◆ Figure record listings
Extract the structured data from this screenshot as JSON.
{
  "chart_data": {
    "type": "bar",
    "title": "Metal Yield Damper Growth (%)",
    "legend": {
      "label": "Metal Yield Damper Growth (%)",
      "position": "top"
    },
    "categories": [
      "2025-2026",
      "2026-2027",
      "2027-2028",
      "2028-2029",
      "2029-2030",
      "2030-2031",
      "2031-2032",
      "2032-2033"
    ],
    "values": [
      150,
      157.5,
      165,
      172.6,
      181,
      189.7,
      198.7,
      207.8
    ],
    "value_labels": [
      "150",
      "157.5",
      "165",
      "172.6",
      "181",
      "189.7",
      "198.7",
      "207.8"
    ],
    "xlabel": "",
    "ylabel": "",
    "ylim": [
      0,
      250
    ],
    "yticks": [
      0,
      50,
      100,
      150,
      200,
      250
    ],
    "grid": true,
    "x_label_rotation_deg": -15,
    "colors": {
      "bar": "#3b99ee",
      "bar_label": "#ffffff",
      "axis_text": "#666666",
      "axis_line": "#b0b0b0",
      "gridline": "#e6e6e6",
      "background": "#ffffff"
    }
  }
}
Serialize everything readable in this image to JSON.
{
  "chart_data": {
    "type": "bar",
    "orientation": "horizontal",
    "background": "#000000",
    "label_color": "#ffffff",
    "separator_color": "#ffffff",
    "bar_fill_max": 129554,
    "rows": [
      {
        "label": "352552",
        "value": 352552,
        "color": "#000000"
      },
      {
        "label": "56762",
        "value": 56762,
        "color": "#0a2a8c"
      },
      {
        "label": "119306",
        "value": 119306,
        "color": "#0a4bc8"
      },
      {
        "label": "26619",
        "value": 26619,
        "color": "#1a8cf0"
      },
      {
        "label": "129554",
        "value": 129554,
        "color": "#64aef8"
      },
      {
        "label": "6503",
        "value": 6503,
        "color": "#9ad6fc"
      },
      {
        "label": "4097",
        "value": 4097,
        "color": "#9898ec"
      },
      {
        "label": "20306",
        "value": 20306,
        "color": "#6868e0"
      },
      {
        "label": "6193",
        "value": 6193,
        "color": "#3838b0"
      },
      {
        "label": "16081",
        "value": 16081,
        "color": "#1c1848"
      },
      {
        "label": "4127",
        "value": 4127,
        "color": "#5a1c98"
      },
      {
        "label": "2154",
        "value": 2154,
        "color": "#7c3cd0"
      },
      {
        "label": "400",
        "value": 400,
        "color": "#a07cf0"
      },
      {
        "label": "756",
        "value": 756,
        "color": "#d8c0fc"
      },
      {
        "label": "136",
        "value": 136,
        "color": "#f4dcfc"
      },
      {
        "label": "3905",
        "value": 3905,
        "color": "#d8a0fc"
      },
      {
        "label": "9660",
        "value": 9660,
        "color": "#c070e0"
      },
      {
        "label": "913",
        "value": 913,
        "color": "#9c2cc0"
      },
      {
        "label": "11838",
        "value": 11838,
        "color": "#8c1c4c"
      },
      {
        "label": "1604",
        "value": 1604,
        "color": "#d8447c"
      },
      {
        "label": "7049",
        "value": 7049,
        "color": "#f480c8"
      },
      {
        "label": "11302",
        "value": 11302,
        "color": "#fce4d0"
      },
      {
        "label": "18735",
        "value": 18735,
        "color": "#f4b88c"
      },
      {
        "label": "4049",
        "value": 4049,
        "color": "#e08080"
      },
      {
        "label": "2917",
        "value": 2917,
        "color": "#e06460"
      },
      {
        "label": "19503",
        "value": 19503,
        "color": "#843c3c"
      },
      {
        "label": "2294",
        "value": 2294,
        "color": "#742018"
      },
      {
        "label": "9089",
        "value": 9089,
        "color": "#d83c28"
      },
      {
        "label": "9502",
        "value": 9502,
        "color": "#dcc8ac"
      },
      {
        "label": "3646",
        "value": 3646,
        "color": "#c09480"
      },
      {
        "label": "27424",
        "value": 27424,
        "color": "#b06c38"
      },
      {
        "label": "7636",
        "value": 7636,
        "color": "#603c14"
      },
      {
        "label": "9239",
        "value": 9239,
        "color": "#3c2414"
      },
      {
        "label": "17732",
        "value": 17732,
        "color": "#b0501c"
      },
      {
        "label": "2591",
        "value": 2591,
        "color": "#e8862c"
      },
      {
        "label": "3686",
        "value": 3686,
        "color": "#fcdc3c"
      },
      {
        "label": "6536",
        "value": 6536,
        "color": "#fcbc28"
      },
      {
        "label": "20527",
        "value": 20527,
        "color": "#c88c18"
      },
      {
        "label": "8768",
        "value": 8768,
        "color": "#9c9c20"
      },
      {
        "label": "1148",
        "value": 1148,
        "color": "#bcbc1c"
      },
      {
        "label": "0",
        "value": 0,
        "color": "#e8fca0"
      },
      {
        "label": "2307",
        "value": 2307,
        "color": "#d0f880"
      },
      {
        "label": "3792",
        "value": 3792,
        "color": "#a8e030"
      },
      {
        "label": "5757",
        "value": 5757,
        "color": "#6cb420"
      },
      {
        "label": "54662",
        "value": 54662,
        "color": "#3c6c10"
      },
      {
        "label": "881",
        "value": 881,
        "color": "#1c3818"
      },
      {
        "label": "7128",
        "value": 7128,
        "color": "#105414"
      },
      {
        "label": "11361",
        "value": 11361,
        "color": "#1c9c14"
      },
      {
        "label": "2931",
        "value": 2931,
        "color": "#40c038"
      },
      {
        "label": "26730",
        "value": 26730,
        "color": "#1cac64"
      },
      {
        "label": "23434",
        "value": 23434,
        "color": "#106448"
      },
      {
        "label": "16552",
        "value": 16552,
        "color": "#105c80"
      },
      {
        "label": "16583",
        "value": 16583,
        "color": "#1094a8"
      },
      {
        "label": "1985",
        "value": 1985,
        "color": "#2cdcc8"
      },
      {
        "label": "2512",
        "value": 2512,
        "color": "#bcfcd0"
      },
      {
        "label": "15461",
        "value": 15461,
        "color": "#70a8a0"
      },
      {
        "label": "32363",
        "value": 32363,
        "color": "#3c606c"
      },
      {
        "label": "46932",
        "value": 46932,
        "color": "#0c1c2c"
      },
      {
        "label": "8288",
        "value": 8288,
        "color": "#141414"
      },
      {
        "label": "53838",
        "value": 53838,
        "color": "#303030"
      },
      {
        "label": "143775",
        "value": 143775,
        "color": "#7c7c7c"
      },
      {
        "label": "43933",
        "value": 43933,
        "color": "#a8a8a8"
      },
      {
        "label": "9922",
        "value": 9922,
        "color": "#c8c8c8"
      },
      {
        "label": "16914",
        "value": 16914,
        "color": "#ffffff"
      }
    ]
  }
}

◆ TASK BRIEF
Report the number of lines of the listing above that hold the string "ffffff", with no other text.

◆ THE REPLY
5